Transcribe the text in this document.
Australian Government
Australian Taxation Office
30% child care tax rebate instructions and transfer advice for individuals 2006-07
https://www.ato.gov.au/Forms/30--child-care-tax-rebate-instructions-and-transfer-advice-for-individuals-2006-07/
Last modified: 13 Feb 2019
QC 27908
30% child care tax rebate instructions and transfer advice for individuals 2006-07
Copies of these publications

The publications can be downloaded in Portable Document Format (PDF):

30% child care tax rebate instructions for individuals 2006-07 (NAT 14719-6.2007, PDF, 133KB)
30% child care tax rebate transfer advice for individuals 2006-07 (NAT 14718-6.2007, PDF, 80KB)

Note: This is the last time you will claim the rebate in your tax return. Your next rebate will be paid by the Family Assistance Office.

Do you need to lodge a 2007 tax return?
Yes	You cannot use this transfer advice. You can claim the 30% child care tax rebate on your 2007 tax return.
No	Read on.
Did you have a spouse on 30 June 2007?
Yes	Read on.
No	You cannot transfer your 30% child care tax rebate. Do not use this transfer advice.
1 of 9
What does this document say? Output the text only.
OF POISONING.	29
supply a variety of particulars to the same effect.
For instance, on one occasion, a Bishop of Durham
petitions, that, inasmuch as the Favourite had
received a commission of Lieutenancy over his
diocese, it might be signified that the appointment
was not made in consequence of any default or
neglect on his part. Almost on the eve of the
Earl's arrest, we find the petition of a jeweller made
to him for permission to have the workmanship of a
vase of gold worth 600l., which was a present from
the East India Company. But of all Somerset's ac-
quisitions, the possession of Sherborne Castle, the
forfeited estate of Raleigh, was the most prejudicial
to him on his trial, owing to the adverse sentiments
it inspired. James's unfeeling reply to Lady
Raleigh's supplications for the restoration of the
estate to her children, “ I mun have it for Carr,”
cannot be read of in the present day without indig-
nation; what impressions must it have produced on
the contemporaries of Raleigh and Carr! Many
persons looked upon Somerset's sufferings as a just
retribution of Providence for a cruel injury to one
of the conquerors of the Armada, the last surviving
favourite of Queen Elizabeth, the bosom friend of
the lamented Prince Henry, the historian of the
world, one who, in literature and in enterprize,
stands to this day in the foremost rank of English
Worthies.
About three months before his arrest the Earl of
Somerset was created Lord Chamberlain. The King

Aim of the exercise ::
Gather each line in these records that contains the string "Australian".

Answer to the task ::
Australian Government
Australian Taxation Office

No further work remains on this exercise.